Text:
-- START --

The Creek’s Not All It’s Cracked Up to Be

Names have been changed to protect the innocent

Martha Himes
4 min readMay 23, 2019

Last weekend, I saw this Facebook meme:

Facebook, original source unknown

It stuck with me because I did, in fact, grow up playing in a creek all day every day in the summer, but it wasn’t a good childhood. I’m willing to bet I’m not the only one. I’m guessing that if you grew up playing in the creek, you had nowhere else to play. I know I didn’t.

It was the early seventies. My dad died when I was three and my mom was a bitter drunk who started with bourbon at lunch. My friend Annie and her brother Darrell were the children of my next door neighbor Sheila, who got pregnant at 16. Abandoned by Sheila, Annie and Darrell were raised by their kind, loving, elderly grandparents who lived in the house behind mine across the alley. Annie and Darrell had olive skin and dark, curly eyes and hair; people gossiped that their father was black.

Davy, Sheila’s blond, brown-eyed child with her second husband Stan, lived next door with Sheila and Stan in a conventional household. Annie, Darrell and I all called her “Sheila”; she had no maternal relationship with her eldest children at all. We didn’t spend time with Davy. He was a few years younger than us and as the product of a functional, traditional family, he didn’t fit in.

In those days, in that culture, Annie, Darrell and I were weirdos. All the kids we knew from school had two parents who lived at home. No one else’s mom lived across the alley and pretended you weren’t her kid. Other kids didn’t live with their grandparents. Other kids could bring their friends home because their mom wasn’t drunk. Never once in my childhood did I host a sleepover or invite a friend into the house, not even Annie. To make matters worse, even then it was pretty clear that Annie was gay, which was taboo in that time and that place, and in the conservative church Annie’s grandparents belonged to.

-- END --

Given task 1: In the essay, who raised Annie and Darrell?
Given task 2: Update the passage of the essay that opens with the words containing "Last weekend, I" and closes with "father was black.", changing "creek" to "stream" wherever it occurs.
Given task 3: List every first name of a person that appears in the body of the essay, not counting the byline.

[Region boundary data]

-- START --

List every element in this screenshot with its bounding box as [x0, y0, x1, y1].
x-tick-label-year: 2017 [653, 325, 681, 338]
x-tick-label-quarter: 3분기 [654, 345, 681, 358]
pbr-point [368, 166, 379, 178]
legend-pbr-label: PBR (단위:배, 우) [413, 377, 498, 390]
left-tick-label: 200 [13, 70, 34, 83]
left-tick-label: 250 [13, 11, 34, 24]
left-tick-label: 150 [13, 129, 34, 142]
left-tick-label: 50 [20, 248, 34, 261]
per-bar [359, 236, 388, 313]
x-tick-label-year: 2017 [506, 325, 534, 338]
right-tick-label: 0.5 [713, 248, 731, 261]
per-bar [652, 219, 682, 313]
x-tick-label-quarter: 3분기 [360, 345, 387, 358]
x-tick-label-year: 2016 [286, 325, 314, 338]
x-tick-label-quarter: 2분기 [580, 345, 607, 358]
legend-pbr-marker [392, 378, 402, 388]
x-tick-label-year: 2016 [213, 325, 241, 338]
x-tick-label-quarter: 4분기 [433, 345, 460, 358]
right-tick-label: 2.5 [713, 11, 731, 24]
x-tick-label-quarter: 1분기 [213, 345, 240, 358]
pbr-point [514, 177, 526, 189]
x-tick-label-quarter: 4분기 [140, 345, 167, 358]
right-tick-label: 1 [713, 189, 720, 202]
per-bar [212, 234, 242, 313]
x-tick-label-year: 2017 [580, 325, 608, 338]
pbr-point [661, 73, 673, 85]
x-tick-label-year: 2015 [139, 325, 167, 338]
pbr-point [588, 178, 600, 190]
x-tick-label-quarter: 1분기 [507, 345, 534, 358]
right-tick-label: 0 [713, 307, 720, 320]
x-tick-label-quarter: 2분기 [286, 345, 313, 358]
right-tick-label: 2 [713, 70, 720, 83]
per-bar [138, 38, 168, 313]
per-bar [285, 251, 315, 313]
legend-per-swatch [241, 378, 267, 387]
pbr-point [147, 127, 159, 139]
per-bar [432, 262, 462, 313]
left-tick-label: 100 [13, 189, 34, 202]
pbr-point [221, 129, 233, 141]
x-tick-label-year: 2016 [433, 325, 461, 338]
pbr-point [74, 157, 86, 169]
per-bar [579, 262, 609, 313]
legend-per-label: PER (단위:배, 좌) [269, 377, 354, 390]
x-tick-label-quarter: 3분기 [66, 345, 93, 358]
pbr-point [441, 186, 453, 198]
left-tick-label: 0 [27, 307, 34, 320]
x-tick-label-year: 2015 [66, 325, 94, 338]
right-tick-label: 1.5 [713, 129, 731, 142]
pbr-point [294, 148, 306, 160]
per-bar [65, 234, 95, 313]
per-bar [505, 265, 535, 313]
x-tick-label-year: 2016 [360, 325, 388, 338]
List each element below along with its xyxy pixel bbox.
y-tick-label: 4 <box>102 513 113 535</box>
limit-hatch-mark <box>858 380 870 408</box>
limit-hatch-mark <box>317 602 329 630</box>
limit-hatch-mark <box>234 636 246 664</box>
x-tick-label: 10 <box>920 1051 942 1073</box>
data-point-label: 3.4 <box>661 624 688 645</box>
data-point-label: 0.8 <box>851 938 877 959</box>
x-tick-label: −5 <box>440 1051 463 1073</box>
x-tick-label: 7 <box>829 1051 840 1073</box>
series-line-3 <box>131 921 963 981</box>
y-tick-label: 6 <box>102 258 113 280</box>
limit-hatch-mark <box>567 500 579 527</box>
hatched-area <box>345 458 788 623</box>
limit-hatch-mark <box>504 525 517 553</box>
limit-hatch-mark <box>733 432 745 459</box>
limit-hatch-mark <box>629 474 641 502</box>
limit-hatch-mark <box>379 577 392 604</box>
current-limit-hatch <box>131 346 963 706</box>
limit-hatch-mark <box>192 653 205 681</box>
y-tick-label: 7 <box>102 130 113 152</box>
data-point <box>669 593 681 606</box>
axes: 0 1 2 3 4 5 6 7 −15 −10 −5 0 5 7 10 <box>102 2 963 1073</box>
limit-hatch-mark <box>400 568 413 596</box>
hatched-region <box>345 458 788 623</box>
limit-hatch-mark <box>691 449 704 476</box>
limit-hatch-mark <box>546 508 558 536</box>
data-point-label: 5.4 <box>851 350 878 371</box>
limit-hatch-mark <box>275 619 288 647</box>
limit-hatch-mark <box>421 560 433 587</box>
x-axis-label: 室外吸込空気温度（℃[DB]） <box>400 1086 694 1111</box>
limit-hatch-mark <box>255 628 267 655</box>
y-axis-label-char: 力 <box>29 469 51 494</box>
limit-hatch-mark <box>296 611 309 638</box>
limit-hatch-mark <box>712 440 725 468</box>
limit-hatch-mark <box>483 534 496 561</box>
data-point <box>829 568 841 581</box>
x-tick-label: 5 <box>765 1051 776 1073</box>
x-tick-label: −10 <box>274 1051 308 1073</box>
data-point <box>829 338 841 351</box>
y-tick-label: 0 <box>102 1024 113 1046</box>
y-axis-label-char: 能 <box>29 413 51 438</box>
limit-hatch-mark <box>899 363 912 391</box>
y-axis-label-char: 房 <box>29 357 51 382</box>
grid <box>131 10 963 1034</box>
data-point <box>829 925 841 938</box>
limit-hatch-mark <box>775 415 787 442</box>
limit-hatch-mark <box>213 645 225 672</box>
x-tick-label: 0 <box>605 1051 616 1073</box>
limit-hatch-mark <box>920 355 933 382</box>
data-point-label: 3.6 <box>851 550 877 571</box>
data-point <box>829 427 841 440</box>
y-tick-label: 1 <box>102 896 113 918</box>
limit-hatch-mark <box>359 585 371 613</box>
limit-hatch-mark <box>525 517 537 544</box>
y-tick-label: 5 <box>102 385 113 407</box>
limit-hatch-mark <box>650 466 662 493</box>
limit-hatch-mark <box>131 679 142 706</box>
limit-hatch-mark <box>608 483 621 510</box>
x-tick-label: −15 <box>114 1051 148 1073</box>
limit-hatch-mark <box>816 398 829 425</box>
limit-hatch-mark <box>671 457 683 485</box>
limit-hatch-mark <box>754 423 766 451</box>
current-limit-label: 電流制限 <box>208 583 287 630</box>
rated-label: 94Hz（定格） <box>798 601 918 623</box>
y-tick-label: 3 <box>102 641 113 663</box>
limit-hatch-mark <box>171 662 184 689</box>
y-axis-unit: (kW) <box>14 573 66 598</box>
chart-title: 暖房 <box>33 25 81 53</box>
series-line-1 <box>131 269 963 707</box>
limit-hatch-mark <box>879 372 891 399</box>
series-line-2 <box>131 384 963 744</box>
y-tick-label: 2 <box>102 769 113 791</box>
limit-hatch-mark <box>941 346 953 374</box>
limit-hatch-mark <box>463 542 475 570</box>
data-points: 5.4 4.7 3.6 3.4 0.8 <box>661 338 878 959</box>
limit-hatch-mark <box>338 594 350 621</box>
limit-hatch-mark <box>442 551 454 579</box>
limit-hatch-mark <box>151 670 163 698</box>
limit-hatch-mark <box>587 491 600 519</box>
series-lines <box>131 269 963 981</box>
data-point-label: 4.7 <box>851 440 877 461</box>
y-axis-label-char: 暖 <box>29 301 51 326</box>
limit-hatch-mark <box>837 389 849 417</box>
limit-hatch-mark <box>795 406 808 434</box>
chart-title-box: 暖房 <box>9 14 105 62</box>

-- END --

Correct answer 1: Their kind, loving, elderly grandparents, who lived in the house behind the narrator's across the alley.

Correct answer 2:
Last weekend, I saw this Facebook meme:

Facebook, original source unknown

It stuck with me because I did, in fact, grow up playing in a stream all day every day in the summer, but it wasn’t a good childhood. I’m willing to bet I’m not the only one. I’m guessing that if you grew up playing in the stream, you had nowhere else to play. I know I didn’t.

It was the early seventies. My dad died when I was three and my mom was a bitter drunk who started with bourbon at lunch. My friend Annie and her brother Darrell were the children of my next door neighbor Sheila, who got pregnant at 16. Abandoned by Sheila, Annie and Darrell were raised by their kind, loving, elderly grandparents who lived in the house behind mine across the alley. Annie and Darrell had olive skin and dark, curly eyes and hair; people gossiped that their father was black.

Correct answer 3: Annie, Darrell, Sheila, Davy, Stan